— Begin RECORD LIST —
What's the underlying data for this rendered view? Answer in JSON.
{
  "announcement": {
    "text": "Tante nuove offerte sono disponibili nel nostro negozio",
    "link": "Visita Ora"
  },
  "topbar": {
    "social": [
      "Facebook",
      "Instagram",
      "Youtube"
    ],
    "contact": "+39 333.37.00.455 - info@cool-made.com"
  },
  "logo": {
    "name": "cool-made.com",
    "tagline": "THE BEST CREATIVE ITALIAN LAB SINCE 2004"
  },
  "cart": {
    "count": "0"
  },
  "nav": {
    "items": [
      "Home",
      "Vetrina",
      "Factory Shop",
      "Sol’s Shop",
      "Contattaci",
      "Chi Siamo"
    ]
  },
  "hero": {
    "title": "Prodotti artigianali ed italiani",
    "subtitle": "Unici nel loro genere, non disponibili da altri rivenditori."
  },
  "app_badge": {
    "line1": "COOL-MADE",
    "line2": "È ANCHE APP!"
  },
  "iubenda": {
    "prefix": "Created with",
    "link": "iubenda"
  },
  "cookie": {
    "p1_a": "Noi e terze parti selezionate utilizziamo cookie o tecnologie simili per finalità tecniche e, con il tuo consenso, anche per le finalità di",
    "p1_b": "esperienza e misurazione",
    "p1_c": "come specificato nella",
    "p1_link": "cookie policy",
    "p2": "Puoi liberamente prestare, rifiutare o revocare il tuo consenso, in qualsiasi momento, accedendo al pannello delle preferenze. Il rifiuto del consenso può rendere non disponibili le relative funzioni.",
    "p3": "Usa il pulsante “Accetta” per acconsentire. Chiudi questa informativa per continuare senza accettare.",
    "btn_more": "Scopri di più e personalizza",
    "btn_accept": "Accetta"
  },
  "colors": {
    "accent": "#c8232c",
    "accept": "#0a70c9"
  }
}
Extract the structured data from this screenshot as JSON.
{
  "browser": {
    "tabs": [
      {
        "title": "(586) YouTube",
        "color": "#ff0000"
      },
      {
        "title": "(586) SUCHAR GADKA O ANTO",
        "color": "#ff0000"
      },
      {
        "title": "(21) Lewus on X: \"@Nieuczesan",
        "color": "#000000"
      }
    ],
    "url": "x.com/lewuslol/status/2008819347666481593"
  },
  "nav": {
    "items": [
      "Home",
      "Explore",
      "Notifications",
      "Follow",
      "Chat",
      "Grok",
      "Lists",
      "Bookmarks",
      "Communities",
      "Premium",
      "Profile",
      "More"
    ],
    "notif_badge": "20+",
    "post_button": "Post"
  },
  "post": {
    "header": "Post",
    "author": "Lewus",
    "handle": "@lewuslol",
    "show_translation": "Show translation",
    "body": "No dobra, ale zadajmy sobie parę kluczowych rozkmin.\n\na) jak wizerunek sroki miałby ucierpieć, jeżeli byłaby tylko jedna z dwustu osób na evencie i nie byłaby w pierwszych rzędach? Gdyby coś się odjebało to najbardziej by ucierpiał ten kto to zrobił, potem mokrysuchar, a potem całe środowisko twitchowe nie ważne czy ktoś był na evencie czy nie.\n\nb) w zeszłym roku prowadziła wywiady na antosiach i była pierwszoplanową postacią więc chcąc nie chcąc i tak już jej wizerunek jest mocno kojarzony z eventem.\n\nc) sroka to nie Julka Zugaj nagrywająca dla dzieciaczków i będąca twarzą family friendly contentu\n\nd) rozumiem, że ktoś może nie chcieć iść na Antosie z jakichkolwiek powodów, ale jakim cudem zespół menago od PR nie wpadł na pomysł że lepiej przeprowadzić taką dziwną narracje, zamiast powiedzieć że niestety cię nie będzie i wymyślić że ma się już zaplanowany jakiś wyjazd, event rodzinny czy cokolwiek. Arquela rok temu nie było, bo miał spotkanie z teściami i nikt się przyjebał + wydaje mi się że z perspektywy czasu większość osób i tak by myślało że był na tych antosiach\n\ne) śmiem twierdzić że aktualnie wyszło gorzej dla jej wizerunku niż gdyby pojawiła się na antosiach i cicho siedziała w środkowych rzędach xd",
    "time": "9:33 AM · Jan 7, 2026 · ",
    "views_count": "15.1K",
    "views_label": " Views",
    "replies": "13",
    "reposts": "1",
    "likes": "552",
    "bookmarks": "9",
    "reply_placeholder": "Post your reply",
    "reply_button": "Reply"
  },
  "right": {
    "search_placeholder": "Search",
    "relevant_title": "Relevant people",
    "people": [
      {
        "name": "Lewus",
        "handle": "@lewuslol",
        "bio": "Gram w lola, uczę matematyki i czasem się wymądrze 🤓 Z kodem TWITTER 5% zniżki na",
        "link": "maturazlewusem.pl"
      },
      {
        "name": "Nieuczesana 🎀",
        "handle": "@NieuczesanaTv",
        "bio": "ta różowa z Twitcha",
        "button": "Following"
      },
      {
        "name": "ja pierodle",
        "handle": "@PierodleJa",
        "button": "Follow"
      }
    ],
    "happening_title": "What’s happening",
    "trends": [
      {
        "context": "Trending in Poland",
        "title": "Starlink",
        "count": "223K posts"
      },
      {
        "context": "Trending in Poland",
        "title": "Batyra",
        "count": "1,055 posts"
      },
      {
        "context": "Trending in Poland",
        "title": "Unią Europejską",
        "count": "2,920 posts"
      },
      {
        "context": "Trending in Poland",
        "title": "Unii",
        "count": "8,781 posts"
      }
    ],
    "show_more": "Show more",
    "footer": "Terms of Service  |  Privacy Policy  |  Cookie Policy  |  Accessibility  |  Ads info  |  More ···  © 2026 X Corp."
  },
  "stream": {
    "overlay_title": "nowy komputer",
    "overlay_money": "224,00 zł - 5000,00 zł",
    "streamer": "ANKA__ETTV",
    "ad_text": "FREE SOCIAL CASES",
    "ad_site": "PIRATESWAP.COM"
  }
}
— End RECORD LIST —
— Begin RECORD LIST —
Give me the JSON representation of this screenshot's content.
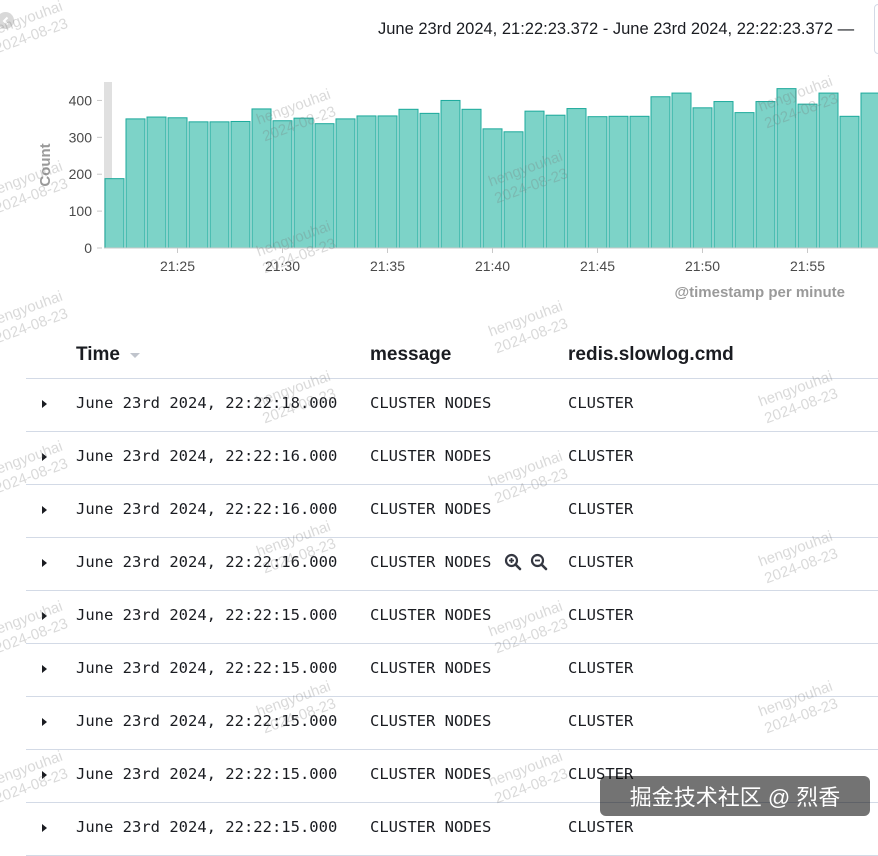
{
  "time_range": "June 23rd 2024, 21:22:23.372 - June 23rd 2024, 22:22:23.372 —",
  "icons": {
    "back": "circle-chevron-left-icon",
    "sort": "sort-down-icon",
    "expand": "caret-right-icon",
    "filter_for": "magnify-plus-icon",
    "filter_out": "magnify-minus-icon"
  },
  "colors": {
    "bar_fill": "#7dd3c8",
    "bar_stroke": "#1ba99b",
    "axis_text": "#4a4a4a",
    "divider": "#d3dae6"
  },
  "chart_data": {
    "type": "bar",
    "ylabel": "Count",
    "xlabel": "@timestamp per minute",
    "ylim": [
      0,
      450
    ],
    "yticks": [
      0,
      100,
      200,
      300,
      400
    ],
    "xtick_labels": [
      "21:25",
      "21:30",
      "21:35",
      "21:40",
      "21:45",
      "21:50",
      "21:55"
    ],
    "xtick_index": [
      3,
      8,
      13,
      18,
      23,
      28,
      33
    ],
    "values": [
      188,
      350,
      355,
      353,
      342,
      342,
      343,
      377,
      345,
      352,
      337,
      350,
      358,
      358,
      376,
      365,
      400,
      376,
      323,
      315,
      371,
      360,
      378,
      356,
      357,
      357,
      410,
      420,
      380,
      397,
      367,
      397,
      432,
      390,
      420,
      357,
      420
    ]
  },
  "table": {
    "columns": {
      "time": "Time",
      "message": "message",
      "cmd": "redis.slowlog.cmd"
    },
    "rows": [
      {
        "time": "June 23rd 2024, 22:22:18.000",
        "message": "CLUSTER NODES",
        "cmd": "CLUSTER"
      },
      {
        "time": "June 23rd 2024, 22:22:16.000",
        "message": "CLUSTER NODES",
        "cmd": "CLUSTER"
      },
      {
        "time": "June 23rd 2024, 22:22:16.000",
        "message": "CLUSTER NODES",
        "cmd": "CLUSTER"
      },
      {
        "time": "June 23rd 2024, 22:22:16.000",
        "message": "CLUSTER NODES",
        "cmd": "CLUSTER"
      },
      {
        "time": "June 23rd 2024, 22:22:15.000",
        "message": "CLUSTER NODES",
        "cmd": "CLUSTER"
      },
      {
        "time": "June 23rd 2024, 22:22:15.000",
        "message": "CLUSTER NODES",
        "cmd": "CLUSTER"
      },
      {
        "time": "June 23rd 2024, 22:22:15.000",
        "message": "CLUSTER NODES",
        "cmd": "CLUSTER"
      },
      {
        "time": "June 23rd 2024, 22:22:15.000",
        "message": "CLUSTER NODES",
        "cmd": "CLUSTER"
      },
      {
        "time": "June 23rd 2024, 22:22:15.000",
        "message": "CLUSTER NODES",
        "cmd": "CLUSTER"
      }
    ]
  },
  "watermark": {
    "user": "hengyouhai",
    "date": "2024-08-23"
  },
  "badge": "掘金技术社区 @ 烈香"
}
— End RECORD LIST —
[EXERCISE INSTRUCTIONS] Gather every line from the listing above in which "consenso" appears, and copy those lines.

[WRITTEN SOLUTION]
    "p1_a": "Noi e terze parti selezionate utilizziamo cookie o tecnologie simili per finalità tecniche e, con il tuo consenso, anche per le finalità di",
    "p2": "Puoi liberamente prestare, rifiutare o revocare il tuo consenso, in qualsiasi momento, accedendo al pannello delle preferenze. Il rifiuto del consenso può rendere non disponibili le relative funzioni.",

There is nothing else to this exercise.